** start DATA RECORDS **

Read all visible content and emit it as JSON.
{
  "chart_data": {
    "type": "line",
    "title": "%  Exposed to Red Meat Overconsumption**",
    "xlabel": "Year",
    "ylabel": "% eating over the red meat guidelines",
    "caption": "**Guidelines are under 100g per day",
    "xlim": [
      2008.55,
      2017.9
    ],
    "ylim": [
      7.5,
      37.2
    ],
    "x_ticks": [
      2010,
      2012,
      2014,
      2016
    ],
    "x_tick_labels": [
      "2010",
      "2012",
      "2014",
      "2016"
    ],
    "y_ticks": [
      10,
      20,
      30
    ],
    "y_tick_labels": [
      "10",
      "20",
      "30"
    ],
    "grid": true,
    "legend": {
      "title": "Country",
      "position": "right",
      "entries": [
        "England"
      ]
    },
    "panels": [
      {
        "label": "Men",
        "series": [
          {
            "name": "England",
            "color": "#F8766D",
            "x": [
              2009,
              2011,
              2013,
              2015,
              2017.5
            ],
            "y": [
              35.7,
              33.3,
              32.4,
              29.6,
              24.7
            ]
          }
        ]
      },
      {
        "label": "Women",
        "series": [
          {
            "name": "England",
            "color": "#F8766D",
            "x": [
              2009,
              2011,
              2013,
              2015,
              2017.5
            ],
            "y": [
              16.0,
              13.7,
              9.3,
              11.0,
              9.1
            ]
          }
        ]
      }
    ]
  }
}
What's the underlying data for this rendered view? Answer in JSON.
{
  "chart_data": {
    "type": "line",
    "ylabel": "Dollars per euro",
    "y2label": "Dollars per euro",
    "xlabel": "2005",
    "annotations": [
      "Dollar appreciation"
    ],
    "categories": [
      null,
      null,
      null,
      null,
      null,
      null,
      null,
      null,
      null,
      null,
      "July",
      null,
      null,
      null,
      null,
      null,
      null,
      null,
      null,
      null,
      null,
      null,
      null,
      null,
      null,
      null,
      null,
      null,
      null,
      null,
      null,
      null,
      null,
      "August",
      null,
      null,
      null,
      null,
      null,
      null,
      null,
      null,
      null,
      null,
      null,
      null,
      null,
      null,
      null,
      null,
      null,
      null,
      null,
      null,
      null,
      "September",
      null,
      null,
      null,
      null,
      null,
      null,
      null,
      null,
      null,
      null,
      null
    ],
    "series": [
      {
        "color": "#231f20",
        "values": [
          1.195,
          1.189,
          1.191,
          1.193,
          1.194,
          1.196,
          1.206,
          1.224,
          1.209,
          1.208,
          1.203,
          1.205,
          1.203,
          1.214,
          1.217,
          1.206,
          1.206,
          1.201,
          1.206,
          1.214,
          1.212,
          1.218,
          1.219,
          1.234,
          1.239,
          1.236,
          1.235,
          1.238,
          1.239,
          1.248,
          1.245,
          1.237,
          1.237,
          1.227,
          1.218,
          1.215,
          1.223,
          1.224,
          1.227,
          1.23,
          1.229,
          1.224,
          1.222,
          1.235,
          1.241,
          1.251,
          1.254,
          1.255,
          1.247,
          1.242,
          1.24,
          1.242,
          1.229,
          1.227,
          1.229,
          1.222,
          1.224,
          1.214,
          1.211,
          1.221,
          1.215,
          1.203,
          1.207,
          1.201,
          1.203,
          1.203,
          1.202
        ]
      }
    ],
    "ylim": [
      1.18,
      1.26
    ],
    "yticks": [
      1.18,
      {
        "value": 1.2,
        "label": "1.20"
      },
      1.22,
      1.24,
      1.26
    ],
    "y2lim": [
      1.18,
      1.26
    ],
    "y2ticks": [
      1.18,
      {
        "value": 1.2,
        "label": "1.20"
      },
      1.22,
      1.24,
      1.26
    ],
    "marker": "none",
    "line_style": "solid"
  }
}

** end DATA RECORDS **

● BRIEF
Considering only the records above, state the number of lines that include the word "ylabel", with nothing added.

● FINAL RESULT
2